start GIVEN INFORMATION

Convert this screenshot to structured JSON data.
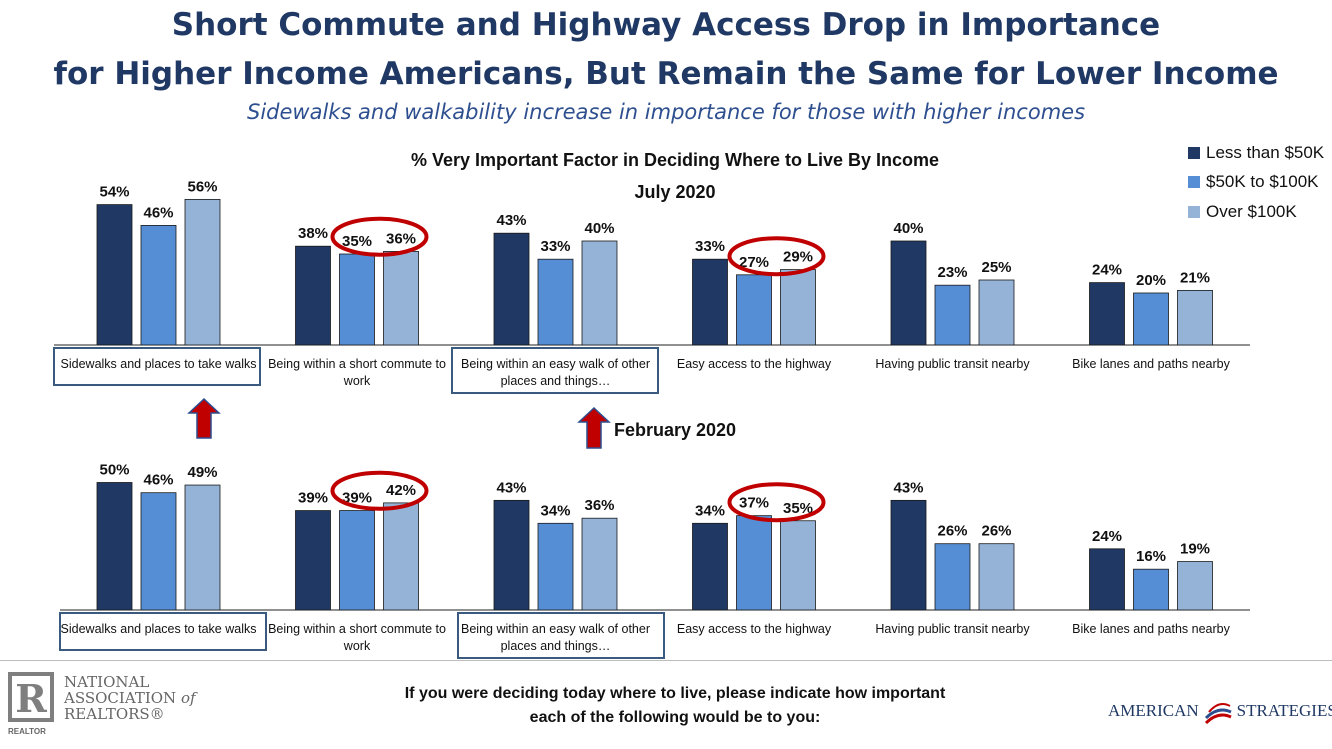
{
  "title_line1": "Short Commute and Highway Access Drop in Importance",
  "title_line2": "for Higher Income Americans, But Remain the Same for Lower Income",
  "subtitle": "Sidewalks and walkability increase in importance for those with higher incomes",
  "chart_title": "% Very Important Factor in Deciding Where to Live By Income",
  "question_line1": "If you were deciding today where to live, please indicate how important",
  "question_line2": "each of the following would be to you:",
  "logos": {
    "nar_line1": "NATIONAL",
    "nar_line2": "ASSOCIATION",
    "nar_of": "of",
    "nar_line3": "REALTORS®",
    "nar_small": "REALTOR",
    "american_strategies_left": "AMERICAN",
    "american_strategies_right": "STRATEGIES"
  },
  "colors": {
    "title": "#1f3864",
    "less_than_50k": "#1f3864",
    "50k_to_100k": "#558ed5",
    "over_100k": "#95b3d7",
    "highlight_circle": "#c00000",
    "highlight_box": "#3a5a80",
    "arrow": "#c00000"
  },
  "chart_data": [
    {
      "type": "bar",
      "title": "July 2020",
      "categories": [
        [
          "Sidewalks and places to take walks"
        ],
        [
          "Being within a short commute to",
          "work"
        ],
        [
          "Being within an easy walk of other",
          "places and things…"
        ],
        [
          "Easy access to the highway"
        ],
        [
          "Having public transit nearby"
        ],
        [
          "Bike lanes and paths nearby"
        ]
      ],
      "series": [
        {
          "name": "Less than $50K",
          "values": [
            54,
            38,
            43,
            33,
            40,
            24
          ]
        },
        {
          "name": "$50K to $100K",
          "values": [
            46,
            35,
            33,
            27,
            23,
            20
          ]
        },
        {
          "name": "Over $100K",
          "values": [
            56,
            36,
            40,
            29,
            25,
            21
          ]
        }
      ],
      "ylim": [
        0,
        56
      ],
      "legend": "top-right",
      "grid": false,
      "highlight_circles": [
        1,
        3
      ],
      "highlight_boxes": [
        0,
        2
      ]
    },
    {
      "type": "bar",
      "title": "February 2020",
      "categories": [
        [
          "Sidewalks and places to take walks"
        ],
        [
          "Being within a short commute to",
          "work"
        ],
        [
          "Being within an easy walk of other",
          "places and things…"
        ],
        [
          "Easy access to the highway"
        ],
        [
          "Having public transit nearby"
        ],
        [
          "Bike lanes and paths nearby"
        ]
      ],
      "series": [
        {
          "name": "Less than $50K",
          "values": [
            50,
            39,
            43,
            34,
            43,
            24
          ]
        },
        {
          "name": "$50K to $100K",
          "values": [
            46,
            39,
            34,
            37,
            26,
            16
          ]
        },
        {
          "name": "Over $100K",
          "values": [
            49,
            42,
            36,
            35,
            26,
            19
          ]
        }
      ],
      "ylim": [
        0,
        56
      ],
      "grid": false,
      "highlight_circles": [
        1,
        3
      ],
      "highlight_boxes": [
        0,
        2
      ],
      "increase_arrows": [
        0,
        2
      ]
    }
  ]
}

end GIVEN INFORMATION

## DIRECTIONS
Every line should be retyped exactly, with the pictures omitted.

## PROBLEM SOLUTION
Convert this screenshot to structured JSON data.
{
  "title_line1": "Short Commute and Highway Access Drop in Importance",
  "title_line2": "for Higher Income Americans, But Remain the Same for Lower Income",
  "subtitle": "Sidewalks and walkability increase in importance for those with higher incomes",
  "chart_title": "% Very Important Factor in Deciding Where to Live By Income",
  "question_line1": "If you were deciding today where to live, please indicate how important",
  "question_line2": "each of the following would be to you:",
  "logos": {
    "nar_line1": "NATIONAL",
    "nar_line2": "ASSOCIATION",
    "nar_of": "of",
    "nar_line3": "REALTORS®",
    "nar_small": "REALTOR",
    "american_strategies_left": "AMERICAN",
    "american_strategies_right": "STRATEGIES"
  },
  "colors": {
    "title": "#1f3864",
    "less_than_50k": "#1f3864",
    "50k_to_100k": "#558ed5",
    "over_100k": "#95b3d7",
    "highlight_circle": "#c00000",
    "highlight_box": "#3a5a80",
    "arrow": "#c00000"
  },
  "chart_data": [
    {
      "type": "bar",
      "title": "July 2020",
      "categories": [
        [
          "Sidewalks and places to take walks"
        ],
        [
          "Being within a short commute to",
          "work"
        ],
        [
          "Being within an easy walk of other",
          "places and things…"
        ],
        [
          "Easy access to the highway"
        ],
        [
          "Having public transit nearby"
        ],
        [
          "Bike lanes and paths nearby"
        ]
      ],
      "series": [
        {
          "name": "Less than $50K",
          "values": [
            54,
            38,
            43,
            33,
            40,
            24
          ]
        },
        {
          "name": "$50K to $100K",
          "values": [
            46,
            35,
            33,
            27,
            23,
            20
          ]
        },
        {
          "name": "Over $100K",
          "values": [
            56,
            36,
            40,
            29,
            25,
            21
          ]
        }
      ],
      "ylim": [
        0,
        56
      ],
      "legend": "top-right",
      "grid": false,
      "highlight_circles": [
        1,
        3
      ],
      "highlight_boxes": [
        0,
        2
      ]
    },
    {
      "type": "bar",
      "title": "February 2020",
      "categories": [
        [
          "Sidewalks and places to take walks"
        ],
        [
          "Being within a short commute to",
          "work"
        ],
        [
          "Being within an easy walk of other",
          "places and things…"
        ],
        [
          "Easy access to the highway"
        ],
        [
          "Having public transit nearby"
        ],
        [
          "Bike lanes and paths nearby"
        ]
      ],
      "series": [
        {
          "name": "Less than $50K",
          "values": [
            50,
            39,
            43,
            34,
            43,
            24
          ]
        },
        {
          "name": "$50K to $100K",
          "values": [
            46,
            39,
            34,
            37,
            26,
            16
          ]
        },
        {
          "name": "Over $100K",
          "values": [
            49,
            42,
            36,
            35,
            26,
            19
          ]
        }
      ],
      "ylim": [
        0,
        56
      ],
      "grid": false,
      "highlight_circles": [
        1,
        3
      ],
      "highlight_boxes": [
        0,
        2
      ],
      "increase_arrows": [
        0,
        2
      ]
    }
  ]
}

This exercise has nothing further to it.